_DATA TO PROCESS_.
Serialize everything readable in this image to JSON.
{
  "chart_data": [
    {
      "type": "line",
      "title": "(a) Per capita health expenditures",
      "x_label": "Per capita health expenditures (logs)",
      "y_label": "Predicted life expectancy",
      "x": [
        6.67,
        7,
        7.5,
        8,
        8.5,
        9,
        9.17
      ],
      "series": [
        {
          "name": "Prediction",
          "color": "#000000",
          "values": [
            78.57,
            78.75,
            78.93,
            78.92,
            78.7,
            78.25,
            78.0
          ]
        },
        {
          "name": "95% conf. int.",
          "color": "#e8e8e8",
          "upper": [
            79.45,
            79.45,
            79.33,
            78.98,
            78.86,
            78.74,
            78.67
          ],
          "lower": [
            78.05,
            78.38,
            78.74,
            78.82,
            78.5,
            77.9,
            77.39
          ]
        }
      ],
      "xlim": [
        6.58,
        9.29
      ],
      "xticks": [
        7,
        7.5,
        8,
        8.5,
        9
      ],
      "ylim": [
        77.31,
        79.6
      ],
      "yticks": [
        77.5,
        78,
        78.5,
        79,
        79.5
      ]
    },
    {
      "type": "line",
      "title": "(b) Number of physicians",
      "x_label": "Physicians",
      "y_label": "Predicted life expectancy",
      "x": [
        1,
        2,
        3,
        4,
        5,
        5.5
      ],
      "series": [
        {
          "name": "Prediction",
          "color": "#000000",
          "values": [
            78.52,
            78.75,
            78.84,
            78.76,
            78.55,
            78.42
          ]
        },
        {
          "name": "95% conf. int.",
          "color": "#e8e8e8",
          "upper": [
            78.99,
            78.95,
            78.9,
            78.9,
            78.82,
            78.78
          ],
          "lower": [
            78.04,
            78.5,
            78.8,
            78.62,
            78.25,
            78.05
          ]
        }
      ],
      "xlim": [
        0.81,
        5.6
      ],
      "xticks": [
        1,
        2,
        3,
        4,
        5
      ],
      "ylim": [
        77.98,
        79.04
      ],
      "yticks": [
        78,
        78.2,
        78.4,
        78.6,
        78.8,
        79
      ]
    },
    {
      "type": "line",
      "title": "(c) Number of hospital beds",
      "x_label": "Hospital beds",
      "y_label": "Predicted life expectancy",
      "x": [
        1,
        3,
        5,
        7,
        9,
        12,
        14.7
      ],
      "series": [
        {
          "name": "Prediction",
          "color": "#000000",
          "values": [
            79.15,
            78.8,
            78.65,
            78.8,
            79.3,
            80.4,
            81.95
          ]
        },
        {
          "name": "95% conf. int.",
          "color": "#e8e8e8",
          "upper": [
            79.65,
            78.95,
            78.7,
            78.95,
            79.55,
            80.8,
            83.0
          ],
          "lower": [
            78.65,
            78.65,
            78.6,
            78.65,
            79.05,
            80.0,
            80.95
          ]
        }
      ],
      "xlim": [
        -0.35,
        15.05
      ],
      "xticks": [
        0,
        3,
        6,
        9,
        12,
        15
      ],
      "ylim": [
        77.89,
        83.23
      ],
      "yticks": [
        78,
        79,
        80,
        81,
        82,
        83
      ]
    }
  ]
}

_WHAT YOU WILL DO_. Copy each line of the data above without altering a single character.

_RESPONSE TO THIS TASK_.
Serialize everything readable in this image to JSON.
{
  "chart_data": [
    {
      "type": "line",
      "title": "(a) Per capita health expenditures",
      "x_label": "Per capita health expenditures (logs)",
      "y_label": "Predicted life expectancy",
      "x": [
        6.67,
        7,
        7.5,
        8,
        8.5,
        9,
        9.17
      ],
      "series": [
        {
          "name": "Prediction",
          "color": "#000000",
          "values": [
            78.57,
            78.75,
            78.93,
            78.92,
            78.7,
            78.25,
            78.0
          ]
        },
        {
          "name": "95% conf. int.",
          "color": "#e8e8e8",
          "upper": [
            79.45,
            79.45,
            79.33,
            78.98,
            78.86,
            78.74,
            78.67
          ],
          "lower": [
            78.05,
            78.38,
            78.74,
            78.82,
            78.5,
            77.9,
            77.39
          ]
        }
      ],
      "xlim": [
        6.58,
        9.29
      ],
      "xticks": [
        7,
        7.5,
        8,
        8.5,
        9
      ],
      "ylim": [
        77.31,
        79.6
      ],
      "yticks": [
        77.5,
        78,
        78.5,
        79,
        79.5
      ]
    },
    {
      "type": "line",
      "title": "(b) Number of physicians",
      "x_label": "Physicians",
      "y_label": "Predicted life expectancy",
      "x": [
        1,
        2,
        3,
        4,
        5,
        5.5
      ],
      "series": [
        {
          "name": "Prediction",
          "color": "#000000",
          "values": [
            78.52,
            78.75,
            78.84,
            78.76,
            78.55,
            78.42
          ]
        },
        {
          "name": "95% conf. int.",
          "color": "#e8e8e8",
          "upper": [
            78.99,
            78.95,
            78.9,
            78.9,
            78.82,
            78.78
          ],
          "lower": [
            78.04,
            78.5,
            78.8,
            78.62,
            78.25,
            78.05
          ]
        }
      ],
      "xlim": [
        0.81,
        5.6
      ],
      "xticks": [
        1,
        2,
        3,
        4,
        5
      ],
      "ylim": [
        77.98,
        79.04
      ],
      "yticks": [
        78,
        78.2,
        78.4,
        78.6,
        78.8,
        79
      ]
    },
    {
      "type": "line",
      "title": "(c) Number of hospital beds",
      "x_label": "Hospital beds",
      "y_label": "Predicted life expectancy",
      "x": [
        1,
        3,
        5,
        7,
        9,
        12,
        14.7
      ],
      "series": [
        {
          "name": "Prediction",
          "color": "#000000",
          "values": [
            79.15,
            78.8,
            78.65,
            78.8,
            79.3,
            80.4,
            81.95
          ]
        },
        {
          "name": "95% conf. int.",
          "color": "#e8e8e8",
          "upper": [
            79.65,
            78.95,
            78.7,
            78.95,
            79.55,
            80.8,
            83.0
          ],
          "lower": [
            78.65,
            78.65,
            78.6,
            78.65,
            79.05,
            80.0,
            80.95
          ]
        }
      ],
      "xlim": [
        -0.35,
        15.05
      ],
      "xticks": [
        0,
        3,
        6,
        9,
        12,
        15
      ],
      "ylim": [
        77.89,
        83.23
      ],
      "yticks": [
        78,
        79,
        80,
        81,
        82,
        83
      ]
    }
  ]
}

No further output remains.